Daftar wilayah dan label:
****
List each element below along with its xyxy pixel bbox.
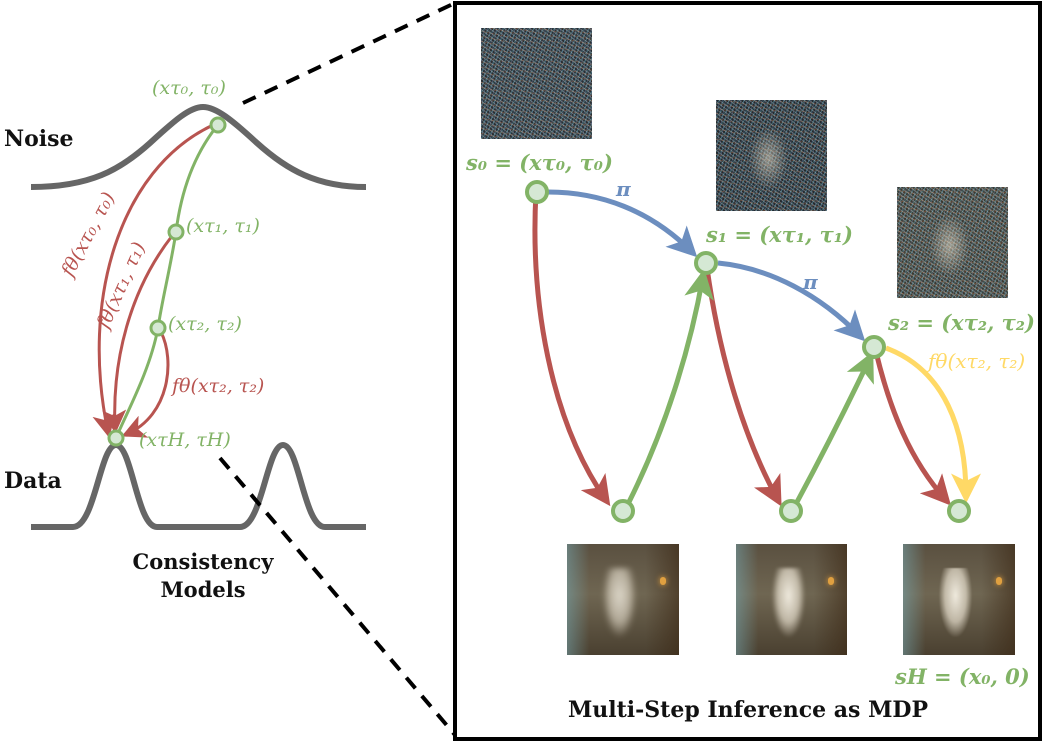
zoom-line-top bbox=[242, 1, 456, 105]
label-x-tau0: (xτ₀, τ₀) bbox=[152, 77, 226, 99]
noise-label: Noise bbox=[4, 126, 74, 152]
point-x-tau2 bbox=[149, 319, 167, 337]
data-label: Data bbox=[4, 468, 62, 494]
state-s0-node bbox=[525, 180, 549, 204]
clean-node-final bbox=[947, 499, 971, 523]
ode-trajectory bbox=[114, 125, 219, 439]
consistency-models-title-2: Models bbox=[160, 577, 245, 602]
llama-figure bbox=[938, 568, 973, 638]
lamp bbox=[659, 577, 666, 586]
llama-figure bbox=[771, 568, 805, 638]
consistency-models-title-1: Consistency bbox=[133, 549, 275, 574]
point-x-tauH bbox=[107, 429, 125, 447]
noisy-image-step-0 bbox=[481, 28, 592, 139]
noise-distribution-curve bbox=[30, 103, 367, 190]
noisy-image-step-2 bbox=[897, 187, 1008, 298]
label-s0: s₀ = (xτ₀, τ₀) bbox=[465, 150, 613, 175]
policy-label-1: π bbox=[615, 177, 631, 201]
jump-arrow-s1 bbox=[704, 267, 782, 507]
policy-label-2: π bbox=[802, 270, 818, 294]
clean-node-1 bbox=[611, 499, 635, 523]
consistency-arrow-tau0 bbox=[92, 124, 212, 438]
label-x-tau2: (xτ₂, τ₂) bbox=[168, 313, 242, 335]
noise-arrow-2 bbox=[794, 351, 874, 504]
noisy-image-step-1 bbox=[716, 100, 827, 211]
generated-image-2 bbox=[736, 544, 847, 655]
label-sH: sH = (x₀, 0) bbox=[894, 664, 1030, 689]
consistency-arrow-tau2 bbox=[121, 331, 170, 438]
policy-arrow-2 bbox=[717, 260, 866, 342]
label-final-step: fθ(xτ₂, τ₂) bbox=[926, 349, 1025, 373]
label-s1: s₁ = (xτ₁, τ₁) bbox=[705, 222, 853, 247]
mdp-panel-border bbox=[453, 1, 1042, 741]
llama-figure bbox=[602, 568, 637, 638]
label-f-tau2: fθ(xτ₂, τ₂) bbox=[170, 375, 264, 397]
point-x-tau0 bbox=[209, 116, 227, 134]
generated-image-3 bbox=[903, 544, 1015, 655]
jump-arrow-s0 bbox=[532, 191, 611, 507]
clean-node-2 bbox=[779, 499, 803, 523]
lamp bbox=[995, 577, 1002, 586]
generated-image-1 bbox=[567, 544, 679, 655]
state-s1-node bbox=[694, 251, 718, 275]
point-x-tau1 bbox=[167, 223, 185, 241]
final-step-arrow bbox=[885, 345, 981, 504]
noise-arrow-1 bbox=[626, 268, 714, 504]
lamp bbox=[827, 577, 834, 586]
consistency-arrow-tau1 bbox=[102, 235, 174, 434]
label-s2: s₂ = (xτ₂, τ₂) bbox=[887, 310, 1035, 335]
label-f-tau0: fθ(xτ₀, τ₀) bbox=[56, 188, 120, 282]
data-distribution-curve bbox=[31, 441, 366, 530]
jump-arrow-s2 bbox=[873, 351, 952, 506]
zoom-line-bottom bbox=[218, 456, 457, 737]
policy-arrow-1 bbox=[547, 189, 698, 258]
mdp-panel-title: Multi-Step Inference as MDP bbox=[568, 697, 928, 723]
label-x-tau1: (xτ₁, τ₁) bbox=[186, 215, 260, 237]
state-s2-node bbox=[862, 335, 886, 359]
label-x-tauH: (xτH, τH) bbox=[139, 429, 231, 451]
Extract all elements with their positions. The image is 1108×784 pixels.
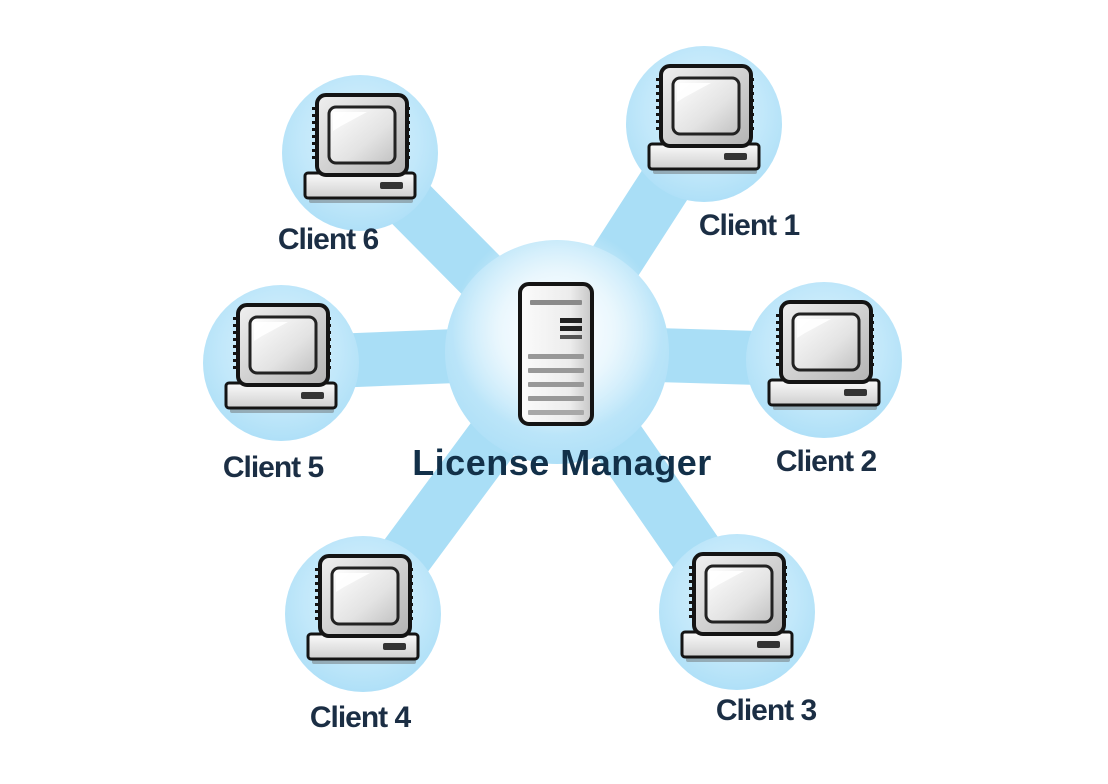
license-manager-label: License Manager [412, 442, 712, 483]
desktop-computer-icon [298, 552, 428, 670]
client-1-label: Client 1 [698, 209, 800, 242]
desktop-computer-icon [759, 298, 889, 416]
desktop-computer-icon [295, 91, 425, 209]
client-6-label: Client 6 [277, 223, 379, 256]
client-5-label: Client 5 [222, 451, 324, 484]
server-tower-icon [515, 280, 597, 430]
client-2-label: Client 2 [775, 445, 877, 478]
client-3-label: Client 3 [715, 694, 817, 727]
desktop-computer-icon [672, 550, 802, 668]
client-4-label: Client 4 [309, 701, 411, 734]
desktop-computer-icon [639, 62, 769, 180]
desktop-computer-icon [216, 301, 346, 419]
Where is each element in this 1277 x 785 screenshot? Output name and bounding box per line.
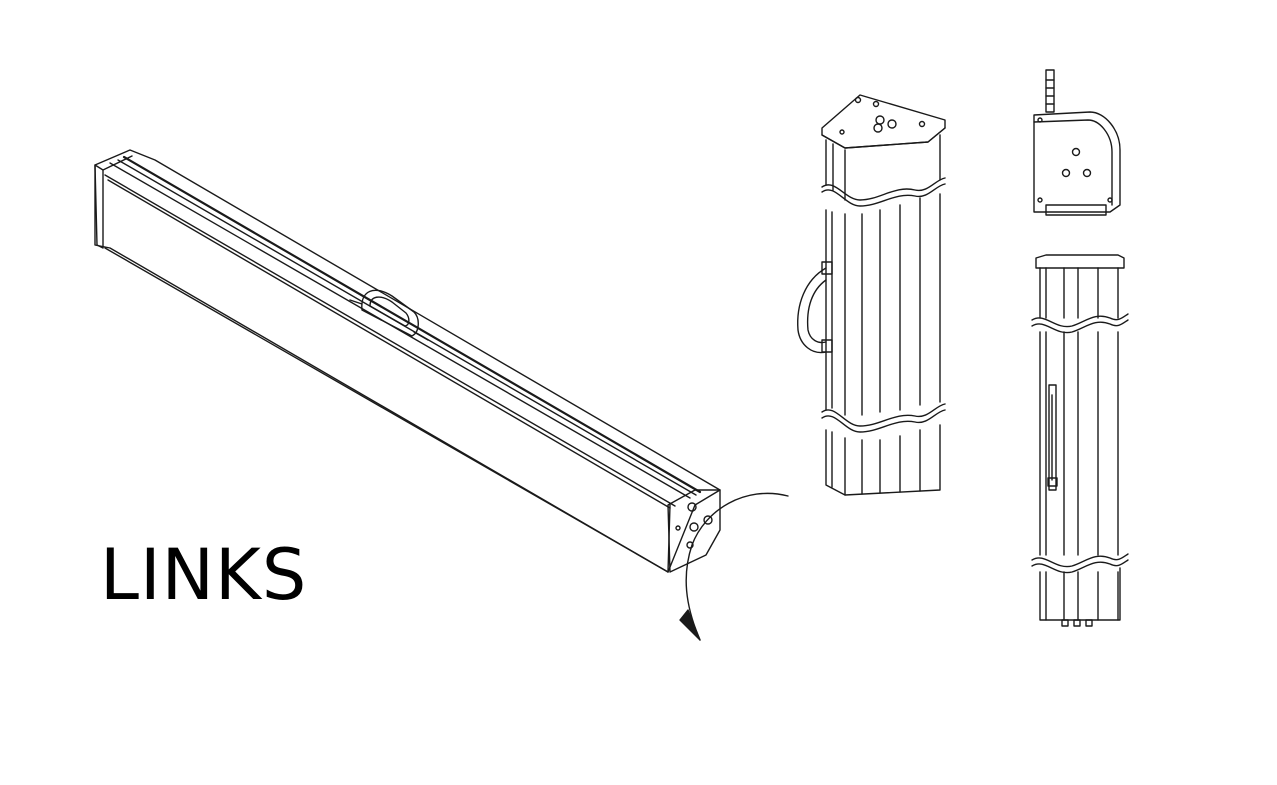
case-end-cap xyxy=(667,489,721,573)
case-side-view xyxy=(1031,254,1129,627)
orientation-label: LINKS xyxy=(100,534,308,616)
upright-handle xyxy=(797,261,833,354)
case-handle xyxy=(349,289,429,341)
case-upright-view xyxy=(797,94,946,496)
side-view-handle xyxy=(1047,384,1058,491)
case-end-view xyxy=(1033,69,1121,216)
rotation-arrow xyxy=(679,492,789,641)
case-isometric-view xyxy=(94,149,789,641)
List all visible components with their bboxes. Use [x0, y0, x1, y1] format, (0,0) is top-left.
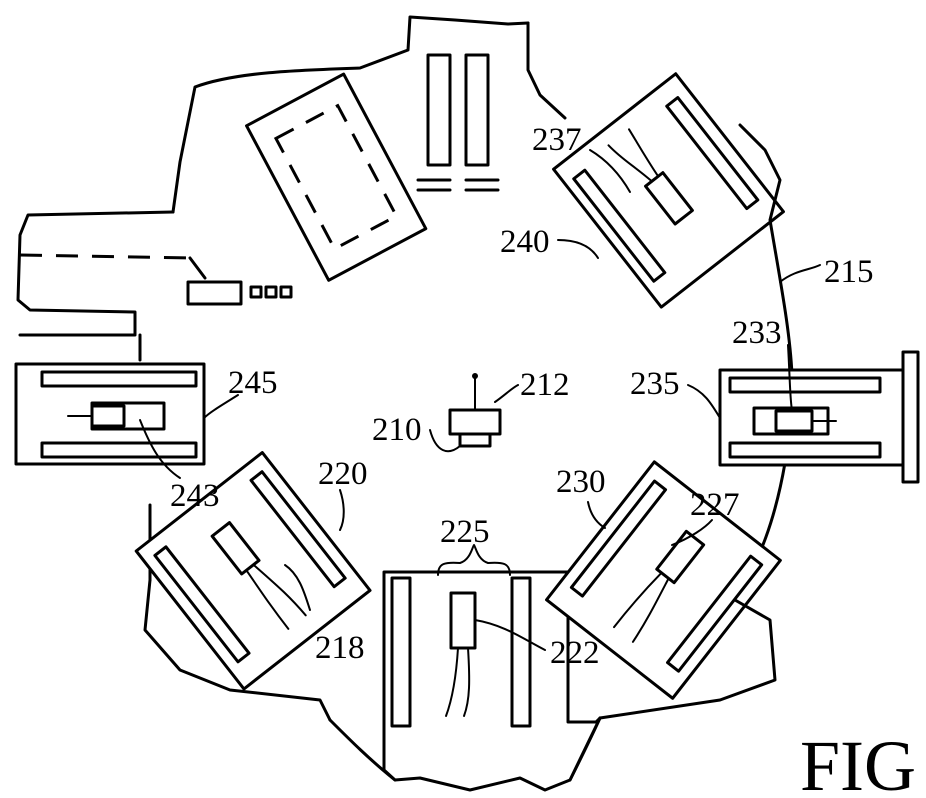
****
Tulis ulang semua catatan di atas dengan mengganti "desktop-computer-icon" menjadi "pc-icon" dan tanpa perubahan lain. Gambar tidak perlu disertakan.

HASIL LATIHAN
List each element below along with its xyxy pixel bbox.
zoom-line-top bbox=[242, 1, 456, 105]
label-x-tau0: (xτ₀, τ₀) bbox=[152, 77, 226, 99]
noise-label: Noise bbox=[4, 126, 74, 152]
point-x-tau2 bbox=[149, 319, 167, 337]
data-label: Data bbox=[4, 468, 62, 494]
state-s0-node bbox=[525, 180, 549, 204]
clean-node-final bbox=[947, 499, 971, 523]
ode-trajectory bbox=[114, 125, 219, 439]
consistency-models-title-2: Models bbox=[160, 577, 245, 602]
llama-figure bbox=[938, 568, 973, 638]
lamp bbox=[659, 577, 666, 586]
llama-figure bbox=[771, 568, 805, 638]
consistency-models-title-1: Consistency bbox=[133, 549, 275, 574]
point-x-tauH bbox=[107, 429, 125, 447]
noisy-image-step-0 bbox=[481, 28, 592, 139]
noise-distribution-curve bbox=[30, 103, 367, 190]
noisy-image-step-2 bbox=[897, 187, 1008, 298]
label-s0: s₀ = (xτ₀, τ₀) bbox=[465, 150, 613, 175]
policy-label-1: π bbox=[615, 177, 631, 201]
jump-arrow-s1 bbox=[704, 267, 782, 507]
policy-label-2: π bbox=[802, 270, 818, 294]
clean-node-1 bbox=[611, 499, 635, 523]
consistency-arrow-tau0 bbox=[92, 124, 212, 438]
label-x-tau2: (xτ₂, τ₂) bbox=[168, 313, 242, 335]
noise-arrow-2 bbox=[794, 351, 874, 504]
noisy-image-step-1 bbox=[716, 100, 827, 211]
generated-image-2 bbox=[736, 544, 847, 655]
label-sH: sH = (x₀, 0) bbox=[894, 664, 1030, 689]
consistency-arrow-tau2 bbox=[121, 331, 170, 438]
policy-arrow-2 bbox=[717, 260, 866, 342]
label-final-step: fθ(xτ₂, τ₂) bbox=[926, 349, 1025, 373]
label-s1: s₁ = (xτ₁, τ₁) bbox=[705, 222, 853, 247]
mdp-panel-border bbox=[453, 1, 1042, 741]
llama-figure bbox=[602, 568, 637, 638]
label-f-tau2: fθ(xτ₂, τ₂) bbox=[170, 375, 264, 397]
point-x-tau0 bbox=[209, 116, 227, 134]
generated-image-3 bbox=[903, 544, 1015, 655]
jump-arrow-s0 bbox=[532, 191, 611, 507]
clean-node-2 bbox=[779, 499, 803, 523]
lamp bbox=[995, 577, 1002, 586]
generated-image-1 bbox=[567, 544, 679, 655]
state-s1-node bbox=[694, 251, 718, 275]
point-x-tau1 bbox=[167, 223, 185, 241]
final-step-arrow bbox=[885, 345, 981, 504]
noise-arrow-1 bbox=[626, 268, 714, 504]
lamp bbox=[827, 577, 834, 586]
consistency-arrow-tau1 bbox=[102, 235, 174, 434]
label-s2: s₂ = (xτ₂, τ₂) bbox=[887, 310, 1035, 335]
label-f-tau0: fθ(xτ₀, τ₀) bbox=[56, 188, 120, 282]
data-distribution-curve bbox=[31, 441, 366, 530]
jump-arrow-s2 bbox=[873, 351, 952, 506]
zoom-line-bottom bbox=[218, 456, 457, 737]
policy-arrow-1 bbox=[547, 189, 698, 258]
mdp-panel-title: Multi-Step Inference as MDP bbox=[568, 697, 928, 723]
label-x-tau1: (xτ₁, τ₁) bbox=[186, 215, 260, 237]
state-s2-node bbox=[862, 335, 886, 359]
label-x-tauH: (xτH, τH) bbox=[139, 429, 231, 451]
Extract all elements with their positions. The image is 1108×784 pixels.
license-manager-label: License Manager [412, 442, 712, 483]
pc-icon [298, 552, 428, 670]
client-1-label: Client 1 [698, 209, 800, 242]
pc-icon [759, 298, 889, 416]
pc-icon [295, 91, 425, 209]
client-6-label: Client 6 [277, 223, 379, 256]
client-5-label: Client 5 [222, 451, 324, 484]
server-tower-icon [515, 280, 597, 430]
client-2-label: Client 2 [775, 445, 877, 478]
client-3-label: Client 3 [715, 694, 817, 727]
pc-icon [672, 550, 802, 668]
client-4-label: Client 4 [309, 701, 411, 734]
pc-icon [639, 62, 769, 180]
pc-icon [216, 301, 346, 419]
Where is each element in this 1277 x 785 screenshot? Output name and bounding box per line.
case-end-cap xyxy=(667,489,721,573)
case-side-view xyxy=(1031,254,1129,627)
orientation-label: LINKS xyxy=(100,534,308,616)
upright-handle xyxy=(797,261,833,354)
case-handle xyxy=(349,289,429,341)
case-upright-view xyxy=(797,94,946,496)
side-view-handle xyxy=(1047,384,1058,491)
case-end-view xyxy=(1033,69,1121,216)
rotation-arrow xyxy=(679,492,789,641)
case-isometric-view xyxy=(94,149,789,641)
List all visible components with their bboxes. Use [x0, y0, x1, y1] format, (0,0) is top-left.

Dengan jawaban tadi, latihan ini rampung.